> **What to do**
Copy, from the entries below, each line in which the string "URIST" appears.

> **Input records**
"""

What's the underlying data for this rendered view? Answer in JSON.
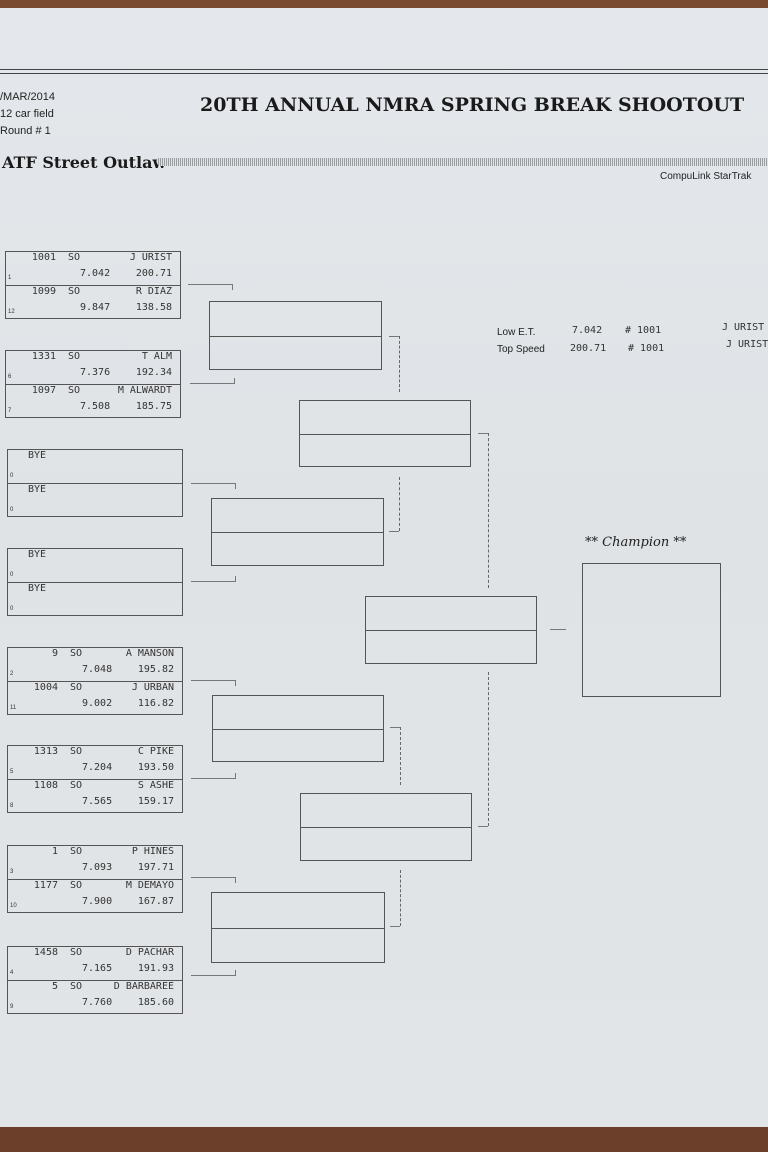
{
  "header": {
    "date": "/MAR/2014",
    "field": "12 car field",
    "round": "Round # 1",
    "title": "20TH ANNUAL NMRA SPRING BREAK SHOOTOUT",
    "class_name": "ATF Street Outlaw",
    "software": "CompuLink StarTrak"
  },
  "pairs": [
    {
      "top": {
        "num": "1001",
        "cls": "SO",
        "name": "J URIST",
        "seed": "1",
        "et": "7.042",
        "mph": "200.71"
      },
      "bottom": {
        "num": "1099",
        "cls": "SO",
        "name": "R DIAZ",
        "seed": "12",
        "et": "9.847",
        "mph": "138.58"
      }
    },
    {
      "top": {
        "num": "1331",
        "cls": "SO",
        "name": "T ALM",
        "seed": "6",
        "et": "7.376",
        "mph": "192.34"
      },
      "bottom": {
        "num": "1097",
        "cls": "SO",
        "name": "M ALWARDT",
        "seed": "7",
        "et": "7.508",
        "mph": "185.75"
      }
    },
    {
      "top": {
        "num": "",
        "cls": "",
        "name": "BYE",
        "seed": "0",
        "et": "",
        "mph": ""
      },
      "bottom": {
        "num": "",
        "cls": "",
        "name": "BYE",
        "seed": "0",
        "et": "",
        "mph": ""
      }
    },
    {
      "top": {
        "num": "",
        "cls": "",
        "name": "BYE",
        "seed": "0",
        "et": "",
        "mph": ""
      },
      "bottom": {
        "num": "",
        "cls": "",
        "name": "BYE",
        "seed": "0",
        "et": "",
        "mph": ""
      }
    },
    {
      "top": {
        "num": "9",
        "cls": "SO",
        "name": "A MANSON",
        "seed": "2",
        "et": "7.048",
        "mph": "195.82"
      },
      "bottom": {
        "num": "1004",
        "cls": "SO",
        "name": "J URBAN",
        "seed": "11",
        "et": "9.002",
        "mph": "116.82"
      }
    },
    {
      "top": {
        "num": "1313",
        "cls": "SO",
        "name": "C PIKE",
        "seed": "5",
        "et": "7.204",
        "mph": "193.50"
      },
      "bottom": {
        "num": "1108",
        "cls": "SO",
        "name": "S ASHE",
        "seed": "8",
        "et": "7.565",
        "mph": "159.17"
      }
    },
    {
      "top": {
        "num": "1",
        "cls": "SO",
        "name": "P HINES",
        "seed": "3",
        "et": "7.093",
        "mph": "197.71"
      },
      "bottom": {
        "num": "1177",
        "cls": "SO",
        "name": "M DEMAYO",
        "seed": "10",
        "et": "7.900",
        "mph": "167.87"
      }
    },
    {
      "top": {
        "num": "1458",
        "cls": "SO",
        "name": "D PACHAR",
        "seed": "4",
        "et": "7.165",
        "mph": "191.93"
      },
      "bottom": {
        "num": "5",
        "cls": "SO",
        "name": "D BARBAREE",
        "seed": "9",
        "et": "7.760",
        "mph": "185.60"
      }
    }
  ],
  "stats": {
    "low_et_label": "Low  E.T.",
    "low_et_value": "7.042",
    "low_et_car": "# 1001",
    "low_et_driver": "J URIST",
    "top_speed_label": "Top Speed",
    "top_speed_value": "200.71",
    "top_speed_car": "# 1001",
    "top_speed_driver": "J URIST"
  },
  "champion_label": "** Champion **"
}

"""

> **The solution**
        "name": "J URIST",
    "low_et_driver": "J URIST",
    "top_speed_driver": "J URIST"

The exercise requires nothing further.